*Exercise brief*.
Copy out all lines where "багажника" appears.

(Collected data entries)
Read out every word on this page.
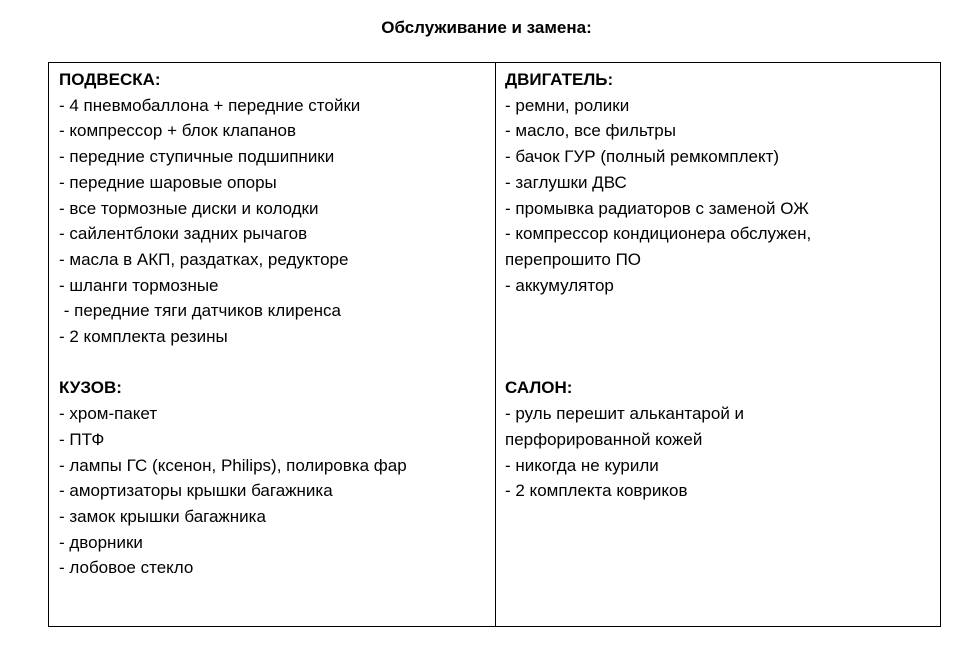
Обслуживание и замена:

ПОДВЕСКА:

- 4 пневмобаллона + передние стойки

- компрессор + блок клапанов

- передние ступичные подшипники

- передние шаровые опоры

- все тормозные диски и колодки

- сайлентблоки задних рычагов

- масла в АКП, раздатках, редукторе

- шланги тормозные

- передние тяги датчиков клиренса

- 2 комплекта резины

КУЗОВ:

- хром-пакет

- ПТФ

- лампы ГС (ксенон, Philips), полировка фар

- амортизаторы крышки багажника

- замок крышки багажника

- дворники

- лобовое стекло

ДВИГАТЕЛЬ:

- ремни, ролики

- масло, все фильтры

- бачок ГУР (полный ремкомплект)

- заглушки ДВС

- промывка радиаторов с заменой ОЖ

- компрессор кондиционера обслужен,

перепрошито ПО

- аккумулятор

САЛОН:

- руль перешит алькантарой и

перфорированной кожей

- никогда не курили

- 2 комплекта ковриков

*Response to the task*.
- амортизаторы крышки багажника
- замок крышки багажника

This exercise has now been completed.